■ AIM
Rewrite the lines below as a numbered list, leaving out any blank lines.
━━━━━━
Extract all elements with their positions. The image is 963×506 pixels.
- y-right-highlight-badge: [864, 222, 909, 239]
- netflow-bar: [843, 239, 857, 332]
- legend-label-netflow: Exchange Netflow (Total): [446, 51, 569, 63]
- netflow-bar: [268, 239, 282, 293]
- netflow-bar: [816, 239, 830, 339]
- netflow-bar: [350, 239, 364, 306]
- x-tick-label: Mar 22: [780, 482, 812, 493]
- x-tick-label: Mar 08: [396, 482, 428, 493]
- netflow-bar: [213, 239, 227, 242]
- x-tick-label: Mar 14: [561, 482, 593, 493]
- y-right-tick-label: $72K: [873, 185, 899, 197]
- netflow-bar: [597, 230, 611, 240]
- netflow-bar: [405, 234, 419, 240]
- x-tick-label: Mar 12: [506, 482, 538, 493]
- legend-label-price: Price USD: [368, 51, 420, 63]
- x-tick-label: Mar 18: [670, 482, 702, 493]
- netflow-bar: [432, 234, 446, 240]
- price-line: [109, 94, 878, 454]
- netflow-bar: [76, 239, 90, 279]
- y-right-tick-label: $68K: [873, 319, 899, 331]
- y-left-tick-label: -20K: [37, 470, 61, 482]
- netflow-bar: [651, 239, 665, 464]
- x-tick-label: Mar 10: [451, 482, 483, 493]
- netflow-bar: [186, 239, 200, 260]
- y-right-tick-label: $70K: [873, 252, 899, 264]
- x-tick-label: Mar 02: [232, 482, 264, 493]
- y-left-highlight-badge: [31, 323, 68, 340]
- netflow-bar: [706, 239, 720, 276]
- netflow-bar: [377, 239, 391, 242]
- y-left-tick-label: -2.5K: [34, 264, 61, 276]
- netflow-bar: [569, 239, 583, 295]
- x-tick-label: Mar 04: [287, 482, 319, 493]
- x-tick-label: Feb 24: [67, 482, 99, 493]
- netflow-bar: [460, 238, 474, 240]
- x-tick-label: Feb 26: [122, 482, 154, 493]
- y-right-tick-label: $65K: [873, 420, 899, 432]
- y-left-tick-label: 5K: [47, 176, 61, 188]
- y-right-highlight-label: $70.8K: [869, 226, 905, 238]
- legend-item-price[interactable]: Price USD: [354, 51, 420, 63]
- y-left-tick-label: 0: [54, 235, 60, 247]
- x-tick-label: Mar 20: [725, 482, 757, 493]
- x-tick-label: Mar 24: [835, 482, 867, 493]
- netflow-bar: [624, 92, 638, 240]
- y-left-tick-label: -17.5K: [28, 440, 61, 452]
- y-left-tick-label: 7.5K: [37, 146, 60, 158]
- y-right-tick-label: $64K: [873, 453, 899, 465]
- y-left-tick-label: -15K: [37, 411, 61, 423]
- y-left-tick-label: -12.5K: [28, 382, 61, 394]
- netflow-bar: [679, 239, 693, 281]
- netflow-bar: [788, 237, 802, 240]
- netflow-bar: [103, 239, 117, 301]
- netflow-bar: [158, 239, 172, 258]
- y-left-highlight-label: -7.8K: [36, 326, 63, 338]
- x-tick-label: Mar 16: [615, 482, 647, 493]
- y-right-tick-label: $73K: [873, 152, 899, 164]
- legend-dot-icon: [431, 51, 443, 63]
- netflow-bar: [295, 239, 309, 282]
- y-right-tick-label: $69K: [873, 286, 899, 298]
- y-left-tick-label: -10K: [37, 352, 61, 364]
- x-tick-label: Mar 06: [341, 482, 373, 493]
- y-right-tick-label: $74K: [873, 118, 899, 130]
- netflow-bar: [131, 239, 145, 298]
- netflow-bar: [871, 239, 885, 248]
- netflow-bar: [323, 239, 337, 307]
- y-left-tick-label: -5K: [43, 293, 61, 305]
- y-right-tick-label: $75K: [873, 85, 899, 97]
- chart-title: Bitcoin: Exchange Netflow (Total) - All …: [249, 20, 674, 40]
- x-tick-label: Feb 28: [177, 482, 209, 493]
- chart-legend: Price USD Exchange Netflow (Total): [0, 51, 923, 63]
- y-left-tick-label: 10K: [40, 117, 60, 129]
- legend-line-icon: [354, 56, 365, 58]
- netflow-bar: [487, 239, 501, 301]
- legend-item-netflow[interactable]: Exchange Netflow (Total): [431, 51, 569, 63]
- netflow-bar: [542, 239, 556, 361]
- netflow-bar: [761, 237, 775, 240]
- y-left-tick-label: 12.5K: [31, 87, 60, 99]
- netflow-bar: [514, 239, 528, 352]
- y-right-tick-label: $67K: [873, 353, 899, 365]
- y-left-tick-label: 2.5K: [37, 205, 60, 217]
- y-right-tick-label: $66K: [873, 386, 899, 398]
━━━━━━
■ WRITTEN RESPONSE
1. Extract all elements with their positions. The image is 963×506 pixels.
2. - y-right-highlight-badge: [864, 222, 909, 239]
3. - netflow-bar: [843, 239, 857, 332]
4. - legend-label-netflow: Exchange Netflow (Total): [446, 51, 569, 63]
5. - netflow-bar: [268, 239, 282, 293]
6. - netflow-bar: [816, 239, 830, 339]
7. - netflow-bar: [350, 239, 364, 306]
8. - x-tick-label: Mar 22: [780, 482, 812, 493]
9. - x-tick-label: Mar 08: [396, 482, 428, 493]
10. - netflow-bar: [213, 239, 227, 242]
11. - x-tick-label: Mar 14: [561, 482, 593, 493]
12. - y-right-tick-label: $72K: [873, 185, 899, 197]
13. - netflow-bar: [597, 230, 611, 240]
14. - netflow-bar: [405, 234, 419, 240]
15. - x-tick-label: Mar 12: [506, 482, 538, 493]
16. - legend-label-price: Price USD: [368, 51, 420, 63]
17. - x-tick-label: Mar 18: [670, 482, 702, 493]
18. - netflow-bar: [432, 234, 446, 240]
19. - price-line: [109, 94, 878, 454]
20. - netflow-bar: [76, 239, 90, 279]
21. - y-right-tick-label: $68K: [873, 319, 899, 331]
22. - y-left-tick-label: -20K: [37, 470, 61, 482]
23. - netflow-bar: [651, 239, 665, 464]
24. - x-tick-label: Mar 10: [451, 482, 483, 493]
25. - netflow-bar: [186, 239, 200, 260]
26. - y-right-tick-label: $70K: [873, 252, 899, 264]
27. - x-tick-label: Mar 02: [232, 482, 264, 493]
28. - y-left-highlight-badge: [31, 323, 68, 340]
29. - netflow-bar: [706, 239, 720, 276]
30. - netflow-bar: [377, 239, 391, 242]
31. - y-left-tick-label: -2.5K: [34, 264, 61, 276]
32. - netflow-bar: [569, 239, 583, 295]
33. - x-tick-label: Mar 04: [287, 482, 319, 493]
34. - x-tick-label: Feb 24: [67, 482, 99, 493]
35. - netflow-bar: [460, 238, 474, 240]
36. - x-tick-label: Feb 26: [122, 482, 154, 493]
37. - y-right-tick-label: $65K: [873, 420, 899, 432]
38. - y-left-tick-label: 5K: [47, 176, 61, 188]
39. - y-right-highlight-label: $70.8K: [869, 226, 905, 238]
40. - legend-item-price[interactable]: Price USD: [354, 51, 420, 63]
41. - y-left-tick-label: 0: [54, 235, 60, 247]
42. - x-tick-label: Mar 20: [725, 482, 757, 493]
43. - x-tick-label: Mar 24: [835, 482, 867, 493]
44. - netflow-bar: [624, 92, 638, 240]
45. - y-left-tick-label: -17.5K: [28, 440, 61, 452]
46. - y-left-tick-label: 7.5K: [37, 146, 60, 158]
47. - y-right-tick-label: $64K: [873, 453, 899, 465]
48. - y-left-tick-label: -15K: [37, 411, 61, 423]
49. - y-left-tick-label: -12.5K: [28, 382, 61, 394]
50. - netflow-bar: [679, 239, 693, 281]
51. - netflow-bar: [788, 237, 802, 240]
52. - netflow-bar: [103, 239, 117, 301]
53. - netflow-bar: [158, 239, 172, 258]
54. - y-left-highlight-label: -7.8K: [36, 326, 63, 338]
55. - x-tick-label: Mar 16: [615, 482, 647, 493]
56. - y-right-tick-label: $73K: [873, 152, 899, 164]
57. - legend-dot-icon: [431, 51, 443, 63]
58. - netflow-bar: [295, 239, 309, 282]
59. - y-right-tick-label: $69K: [873, 286, 899, 298]
60. - y-left-tick-label: -10K: [37, 352, 61, 364]
61. - x-tick-label: Mar 06: [341, 482, 373, 493]
62. - y-right-tick-label: $74K: [873, 118, 899, 130]
63. - netflow-bar: [131, 239, 145, 298]
64. - netflow-bar: [871, 239, 885, 248]
65. - netflow-bar: [323, 239, 337, 307]
66. - y-left-tick-label: -5K: [43, 293, 61, 305]
67. - y-right-tick-label: $75K: [873, 85, 899, 97]
68. - chart-title: Bitcoin: Exchange Netflow (Total) - All …: [249, 20, 674, 40]
69. - x-tick-label: Feb 28: [177, 482, 209, 493]
70. - chart-legend: Price USD Exchange Netflow (Total): [0, 51, 923, 63]
71. - y-left-tick-label: 10K: [40, 117, 60, 129]
72. - legend-line-icon: [354, 56, 365, 58]
73. - netflow-bar: [487, 239, 501, 301]
74. - legend-item-netflow[interactable]: Exchange Netflow (Total): [431, 51, 569, 63]
75. - netflow-bar: [542, 239, 556, 361]
76. - netflow-bar: [761, 237, 775, 240]
77. - y-left-tick-label: 12.5K: [31, 87, 60, 99]
78. - netflow-bar: [514, 239, 528, 352]
79. - y-right-tick-label: $67K: [873, 353, 899, 365]
80. - y-left-tick-label: 2.5K: [37, 205, 60, 217]
81. - y-right-tick-label: $66K: [873, 386, 899, 398]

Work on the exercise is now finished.